__Directions__: Repeat the records word for word, excluding any picture.

__Material supplied__:
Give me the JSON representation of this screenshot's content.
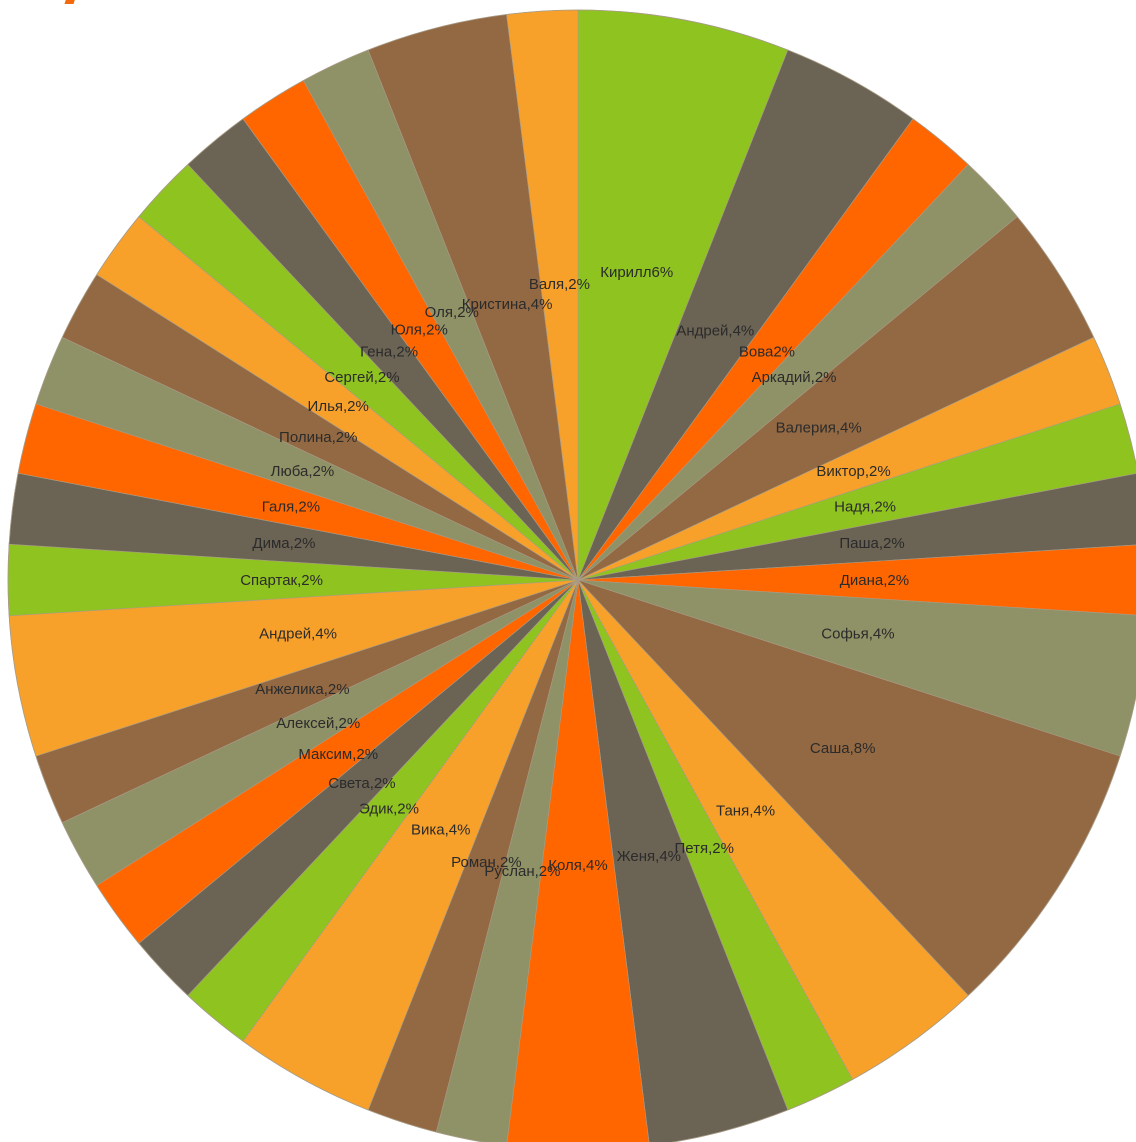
{
  "colors": {
    "green": "#8fc31f",
    "dark": "#6b6354",
    "orange": "#ff6600",
    "sage": "#8f9166",
    "brown": "#936943",
    "amber": "#f8a12a",
    "accent": "#f26a0c",
    "edge": "#a89c88"
  },
  "chart_data": {
    "type": "pie",
    "title": "",
    "legend": "none",
    "slices": [
      {
        "label": "Кирилл6%",
        "value": 6,
        "color": "green"
      },
      {
        "label": "Андрей,4%",
        "value": 4,
        "color": "dark"
      },
      {
        "label": "Вова2%",
        "value": 2,
        "color": "orange"
      },
      {
        "label": "Аркадий,2%",
        "value": 2,
        "color": "sage"
      },
      {
        "label": "Валерия,4%",
        "value": 4,
        "color": "brown"
      },
      {
        "label": "Виктор,2%",
        "value": 2,
        "color": "amber"
      },
      {
        "label": "Надя,2%",
        "value": 2,
        "color": "green"
      },
      {
        "label": "Паша,2%",
        "value": 2,
        "color": "dark"
      },
      {
        "label": "Диана,2%",
        "value": 2,
        "color": "orange"
      },
      {
        "label": "Софья,4%",
        "value": 4,
        "color": "sage"
      },
      {
        "label": "Саша,8%",
        "value": 8,
        "color": "brown"
      },
      {
        "label": "Таня,4%",
        "value": 4,
        "color": "amber"
      },
      {
        "label": "Петя,2%",
        "value": 2,
        "color": "green"
      },
      {
        "label": "Женя,4%",
        "value": 4,
        "color": "dark"
      },
      {
        "label": "Коля,4%",
        "value": 4,
        "color": "orange"
      },
      {
        "label": "Руслан,2%",
        "value": 2,
        "color": "sage"
      },
      {
        "label": "Роман,2%",
        "value": 2,
        "color": "brown"
      },
      {
        "label": "Вика,4%",
        "value": 4,
        "color": "amber"
      },
      {
        "label": "Эдик,2%",
        "value": 2,
        "color": "green"
      },
      {
        "label": "Света,2%",
        "value": 2,
        "color": "dark"
      },
      {
        "label": "Максим,2%",
        "value": 2,
        "color": "orange"
      },
      {
        "label": "Алексей,2%",
        "value": 2,
        "color": "sage"
      },
      {
        "label": "Анжелика,2%",
        "value": 2,
        "color": "brown"
      },
      {
        "label": "Андрей,4%",
        "value": 4,
        "color": "amber"
      },
      {
        "label": "Спартак,2%",
        "value": 2,
        "color": "green"
      },
      {
        "label": "Дима,2%",
        "value": 2,
        "color": "dark"
      },
      {
        "label": "Галя,2%",
        "value": 2,
        "color": "orange"
      },
      {
        "label": "Люба,2%",
        "value": 2,
        "color": "sage"
      },
      {
        "label": "Полина,2%",
        "value": 2,
        "color": "brown"
      },
      {
        "label": "Илья,2%",
        "value": 2,
        "color": "amber"
      },
      {
        "label": "Сергей,2%",
        "value": 2,
        "color": "green"
      },
      {
        "label": "Гена,2%",
        "value": 2,
        "color": "dark"
      },
      {
        "label": "Юля,2%",
        "value": 2,
        "color": "orange"
      },
      {
        "label": "Оля,2%",
        "value": 2,
        "color": "sage"
      },
      {
        "label": "Кристина,4%",
        "value": 4,
        "color": "brown"
      },
      {
        "label": "Валя,2%",
        "value": 2,
        "color": "amber"
      }
    ]
  }
}
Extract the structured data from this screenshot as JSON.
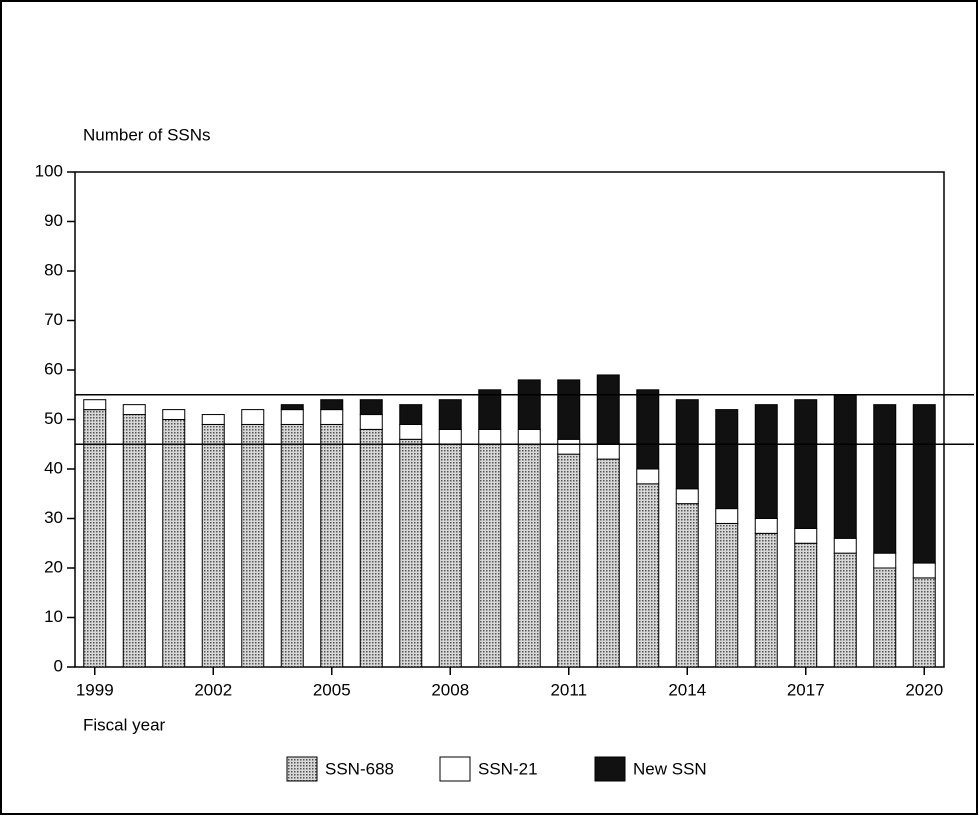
{
  "chart_data": {
    "type": "stacked_bar",
    "y_axis_label": "Number of SSNs",
    "x_axis_label": "Fiscal year",
    "categories": [
      "1999",
      null,
      null,
      "2002",
      null,
      null,
      "2005",
      null,
      null,
      "2008",
      null,
      null,
      "2011",
      null,
      null,
      "2014",
      null,
      null,
      "2017",
      null,
      null,
      "2020"
    ],
    "series": [
      {
        "name": "SSN-688",
        "color": "#a9a9a9",
        "values": [
          52,
          51,
          50,
          49,
          49,
          49,
          49,
          48,
          46,
          45,
          45,
          45,
          43,
          42,
          37,
          33,
          29,
          27,
          25,
          23,
          20,
          18
        ]
      },
      {
        "name": "SSN-21",
        "color": "#ffffff",
        "values": [
          2,
          2,
          2,
          2,
          3,
          3,
          3,
          3,
          3,
          3,
          3,
          3,
          3,
          3,
          3,
          3,
          3,
          3,
          3,
          3,
          3,
          3
        ]
      },
      {
        "name": "New SSN",
        "color": "#111111",
        "values": [
          0,
          0,
          0,
          0,
          0,
          1,
          2,
          3,
          4,
          6,
          8,
          10,
          12,
          14,
          16,
          18,
          20,
          23,
          26,
          29,
          30,
          32
        ]
      }
    ],
    "reference_lines": [
      45,
      55
    ],
    "ylim": [
      0,
      100
    ],
    "yticks": [
      0,
      10,
      20,
      30,
      40,
      50,
      60,
      70,
      80,
      90,
      100
    ],
    "legend": "bottom"
  }
}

__Task result__:
Give me the JSON representation of this screenshot's content.
{
  "colors": {
    "green": "#8fc31f",
    "dark": "#6b6354",
    "orange": "#ff6600",
    "sage": "#8f9166",
    "brown": "#936943",
    "amber": "#f8a12a",
    "accent": "#f26a0c",
    "edge": "#a89c88"
  },
  "chart_data": {
    "type": "pie",
    "title": "",
    "legend": "none",
    "slices": [
      {
        "label": "Кирилл6%",
        "value": 6,
        "color": "green"
      },
      {
        "label": "Андрей,4%",
        "value": 4,
        "color": "dark"
      },
      {
        "label": "Вова2%",
        "value": 2,
        "color": "orange"
      },
      {
        "label": "Аркадий,2%",
        "value": 2,
        "color": "sage"
      },
      {
        "label": "Валерия,4%",
        "value": 4,
        "color": "brown"
      },
      {
        "label": "Виктор,2%",
        "value": 2,
        "color": "amber"
      },
      {
        "label": "Надя,2%",
        "value": 2,
        "color": "green"
      },
      {
        "label": "Паша,2%",
        "value": 2,
        "color": "dark"
      },
      {
        "label": "Диана,2%",
        "value": 2,
        "color": "orange"
      },
      {
        "label": "Софья,4%",
        "value": 4,
        "color": "sage"
      },
      {
        "label": "Саша,8%",
        "value": 8,
        "color": "brown"
      },
      {
        "label": "Таня,4%",
        "value": 4,
        "color": "amber"
      },
      {
        "label": "Петя,2%",
        "value": 2,
        "color": "green"
      },
      {
        "label": "Женя,4%",
        "value": 4,
        "color": "dark"
      },
      {
        "label": "Коля,4%",
        "value": 4,
        "color": "orange"
      },
      {
        "label": "Руслан,2%",
        "value": 2,
        "color": "sage"
      },
      {
        "label": "Роман,2%",
        "value": 2,
        "color": "brown"
      },
      {
        "label": "Вика,4%",
        "value": 4,
        "color": "amber"
      },
      {
        "label": "Эдик,2%",
        "value": 2,
        "color": "green"
      },
      {
        "label": "Света,2%",
        "value": 2,
        "color": "dark"
      },
      {
        "label": "Максим,2%",
        "value": 2,
        "color": "orange"
      },
      {
        "label": "Алексей,2%",
        "value": 2,
        "color": "sage"
      },
      {
        "label": "Анжелика,2%",
        "value": 2,
        "color": "brown"
      },
      {
        "label": "Андрей,4%",
        "value": 4,
        "color": "amber"
      },
      {
        "label": "Спартак,2%",
        "value": 2,
        "color": "green"
      },
      {
        "label": "Дима,2%",
        "value": 2,
        "color": "dark"
      },
      {
        "label": "Галя,2%",
        "value": 2,
        "color": "orange"
      },
      {
        "label": "Люба,2%",
        "value": 2,
        "color": "sage"
      },
      {
        "label": "Полина,2%",
        "value": 2,
        "color": "brown"
      },
      {
        "label": "Илья,2%",
        "value": 2,
        "color": "amber"
      },
      {
        "label": "Сергей,2%",
        "value": 2,
        "color": "green"
      },
      {
        "label": "Гена,2%",
        "value": 2,
        "color": "dark"
      },
      {
        "label": "Юля,2%",
        "value": 2,
        "color": "orange"
      },
      {
        "label": "Оля,2%",
        "value": 2,
        "color": "sage"
      },
      {
        "label": "Кристина,4%",
        "value": 4,
        "color": "brown"
      },
      {
        "label": "Валя,2%",
        "value": 2,
        "color": "amber"
      }
    ]
  }
}
Extract the structured data from this screenshot as JSON.
{
  "chart_data": {
    "type": "stacked_bar",
    "y_axis_label": "Number of SSNs",
    "x_axis_label": "Fiscal year",
    "categories": [
      "1999",
      null,
      null,
      "2002",
      null,
      null,
      "2005",
      null,
      null,
      "2008",
      null,
      null,
      "2011",
      null,
      null,
      "2014",
      null,
      null,
      "2017",
      null,
      null,
      "2020"
    ],
    "series": [
      {
        "name": "SSN-688",
        "color": "#a9a9a9",
        "values": [
          52,
          51,
          50,
          49,
          49,
          49,
          49,
          48,
          46,
          45,
          45,
          45,
          43,
          42,
          37,
          33,
          29,
          27,
          25,
          23,
          20,
          18
        ]
      },
      {
        "name": "SSN-21",
        "color": "#ffffff",
        "values": [
          2,
          2,
          2,
          2,
          3,
          3,
          3,
          3,
          3,
          3,
          3,
          3,
          3,
          3,
          3,
          3,
          3,
          3,
          3,
          3,
          3,
          3
        ]
      },
      {
        "name": "New SSN",
        "color": "#111111",
        "values": [
          0,
          0,
          0,
          0,
          0,
          1,
          2,
          3,
          4,
          6,
          8,
          10,
          12,
          14,
          16,
          18,
          20,
          23,
          26,
          29,
          30,
          32
        ]
      }
    ],
    "reference_lines": [
      45,
      55
    ],
    "ylim": [
      0,
      100
    ],
    "yticks": [
      0,
      10,
      20,
      30,
      40,
      50,
      60,
      70,
      80,
      90,
      100
    ],
    "legend": "bottom"
  }
}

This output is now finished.